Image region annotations

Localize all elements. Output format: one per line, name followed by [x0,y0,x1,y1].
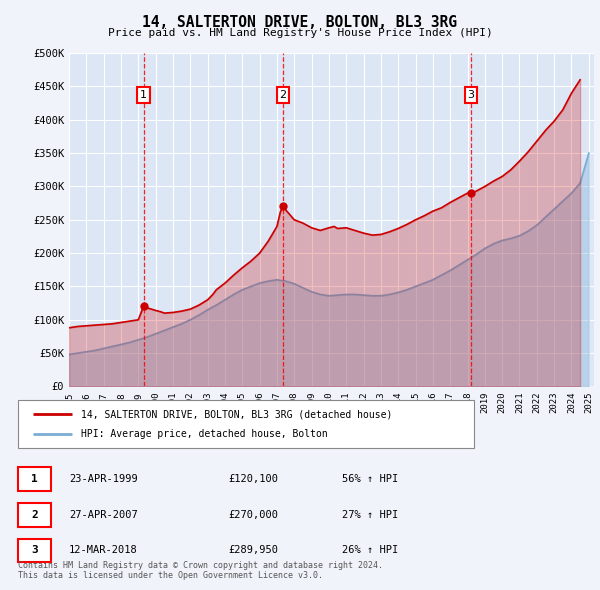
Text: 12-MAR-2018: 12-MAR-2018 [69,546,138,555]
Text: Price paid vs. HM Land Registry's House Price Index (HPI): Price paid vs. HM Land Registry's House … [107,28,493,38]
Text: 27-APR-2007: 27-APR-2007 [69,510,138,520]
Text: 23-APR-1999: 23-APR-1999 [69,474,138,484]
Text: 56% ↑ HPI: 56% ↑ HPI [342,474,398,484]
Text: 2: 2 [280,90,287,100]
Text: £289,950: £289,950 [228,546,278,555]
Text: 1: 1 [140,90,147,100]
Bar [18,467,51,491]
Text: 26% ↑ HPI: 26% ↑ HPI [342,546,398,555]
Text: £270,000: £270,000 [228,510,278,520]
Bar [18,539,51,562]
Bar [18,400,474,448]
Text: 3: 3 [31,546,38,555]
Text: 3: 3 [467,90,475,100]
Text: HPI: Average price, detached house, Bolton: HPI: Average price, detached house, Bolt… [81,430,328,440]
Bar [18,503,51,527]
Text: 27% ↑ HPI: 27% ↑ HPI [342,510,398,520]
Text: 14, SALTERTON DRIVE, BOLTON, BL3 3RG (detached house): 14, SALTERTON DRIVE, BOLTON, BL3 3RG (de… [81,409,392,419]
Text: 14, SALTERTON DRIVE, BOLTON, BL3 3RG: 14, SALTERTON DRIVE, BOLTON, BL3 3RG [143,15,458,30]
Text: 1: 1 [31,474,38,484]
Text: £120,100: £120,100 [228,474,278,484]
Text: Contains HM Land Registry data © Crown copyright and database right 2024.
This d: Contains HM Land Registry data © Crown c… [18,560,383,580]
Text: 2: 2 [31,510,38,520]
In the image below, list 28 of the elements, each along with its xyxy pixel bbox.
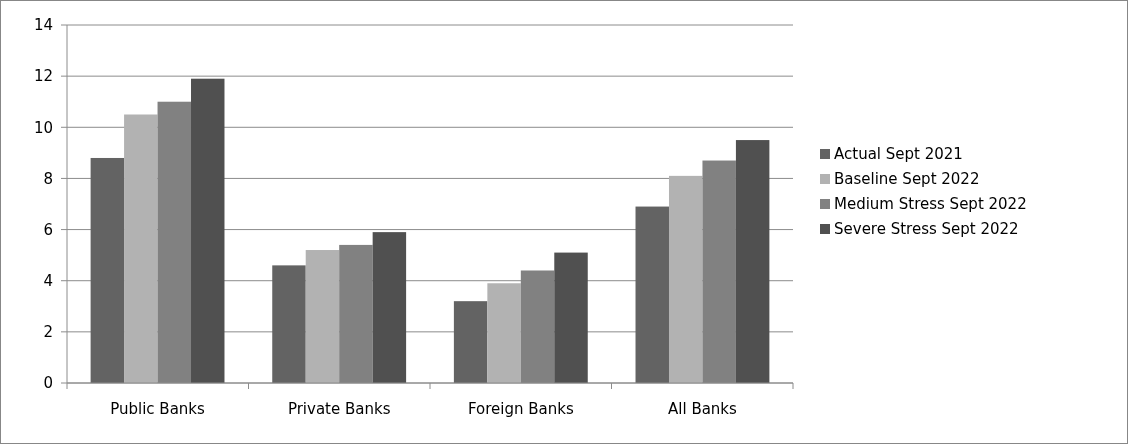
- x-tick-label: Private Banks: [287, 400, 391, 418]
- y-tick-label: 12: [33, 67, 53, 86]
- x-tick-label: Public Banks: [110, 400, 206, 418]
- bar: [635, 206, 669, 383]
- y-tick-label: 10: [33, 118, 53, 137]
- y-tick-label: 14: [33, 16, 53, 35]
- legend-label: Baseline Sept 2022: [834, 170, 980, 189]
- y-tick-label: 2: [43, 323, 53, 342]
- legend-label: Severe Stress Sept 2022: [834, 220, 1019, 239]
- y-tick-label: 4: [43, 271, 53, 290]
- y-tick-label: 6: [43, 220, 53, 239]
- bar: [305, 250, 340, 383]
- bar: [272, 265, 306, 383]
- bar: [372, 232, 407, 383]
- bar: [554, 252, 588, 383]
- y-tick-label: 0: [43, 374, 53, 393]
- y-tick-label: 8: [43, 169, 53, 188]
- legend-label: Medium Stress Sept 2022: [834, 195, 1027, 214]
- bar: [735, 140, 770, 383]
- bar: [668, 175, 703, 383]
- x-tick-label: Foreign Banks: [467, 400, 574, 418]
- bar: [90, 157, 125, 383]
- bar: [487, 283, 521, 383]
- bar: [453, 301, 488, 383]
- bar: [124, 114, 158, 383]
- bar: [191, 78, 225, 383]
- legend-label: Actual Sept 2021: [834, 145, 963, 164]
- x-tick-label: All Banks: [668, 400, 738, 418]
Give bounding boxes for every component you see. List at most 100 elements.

◆ **What the task requires**: Reproduce every line above word for word, leaving out the pictures.

◆ **Worked answer**:
Localize all elements. Output format: one per line, name followed by [x0,y0,x1,y1].
Text: 12-MAR-2018: 12-MAR-2018 [69,546,138,555]
Text: Price paid vs. HM Land Registry's House Price Index (HPI): Price paid vs. HM Land Registry's House … [107,28,493,38]
Text: 27-APR-2007: 27-APR-2007 [69,510,138,520]
Text: 23-APR-1999: 23-APR-1999 [69,474,138,484]
Text: 56% ↑ HPI: 56% ↑ HPI [342,474,398,484]
Text: 2: 2 [280,90,287,100]
Text: £289,950: £289,950 [228,546,278,555]
Text: 1: 1 [140,90,147,100]
Bar [18,467,51,491]
Text: 26% ↑ HPI: 26% ↑ HPI [342,546,398,555]
Text: £270,000: £270,000 [228,510,278,520]
Bar [18,539,51,562]
Bar [18,400,474,448]
Text: 3: 3 [31,546,38,555]
Text: 3: 3 [467,90,475,100]
Text: HPI: Average price, detached house, Bolton: HPI: Average price, detached house, Bolt… [81,430,328,440]
Bar [18,503,51,527]
Text: 27% ↑ HPI: 27% ↑ HPI [342,510,398,520]
Text: 14, SALTERTON DRIVE, BOLTON, BL3 3RG (detached house): 14, SALTERTON DRIVE, BOLTON, BL3 3RG (de… [81,409,392,419]
Text: 14, SALTERTON DRIVE, BOLTON, BL3 3RG: 14, SALTERTON DRIVE, BOLTON, BL3 3RG [143,15,458,30]
Text: 1: 1 [31,474,38,484]
Text: £120,100: £120,100 [228,474,278,484]
Text: Contains HM Land Registry data © Crown copyright and database right 2024.
This d: Contains HM Land Registry data © Crown c… [18,560,383,580]
Text: 2: 2 [31,510,38,520]
In the image below, list 28 of the elements, each along with its xyxy pixel bbox.
- x-tick-label: Private Banks: [287, 400, 391, 418]
- y-tick-label: 12: [33, 67, 53, 86]
- x-tick-label: Public Banks: [110, 400, 206, 418]
- bar: [635, 206, 669, 383]
- y-tick-label: 10: [33, 118, 53, 137]
- y-tick-label: 14: [33, 16, 53, 35]
- legend-label: Baseline Sept 2022: [834, 170, 980, 189]
- y-tick-label: 2: [43, 323, 53, 342]
- legend-label: Severe Stress Sept 2022: [834, 220, 1019, 239]
- y-tick-label: 4: [43, 271, 53, 290]
- y-tick-label: 6: [43, 220, 53, 239]
- bar: [305, 250, 340, 383]
- bar: [272, 265, 306, 383]
- bar: [372, 232, 407, 383]
- bar: [554, 252, 588, 383]
- y-tick-label: 0: [43, 374, 53, 393]
- y-tick-label: 8: [43, 169, 53, 188]
- legend-label: Medium Stress Sept 2022: [834, 195, 1027, 214]
- bar: [735, 140, 770, 383]
- bar: [668, 175, 703, 383]
- x-tick-label: Foreign Banks: [467, 400, 574, 418]
- bar: [90, 157, 125, 383]
- bar: [487, 283, 521, 383]
- bar: [453, 301, 488, 383]
- bar: [124, 114, 158, 383]
- bar: [191, 78, 225, 383]
- legend-label: Actual Sept 2021: [834, 145, 963, 164]
- x-tick-label: All Banks: [668, 400, 738, 418]
Give bounding boxes for every component you see. List at most 100 elements.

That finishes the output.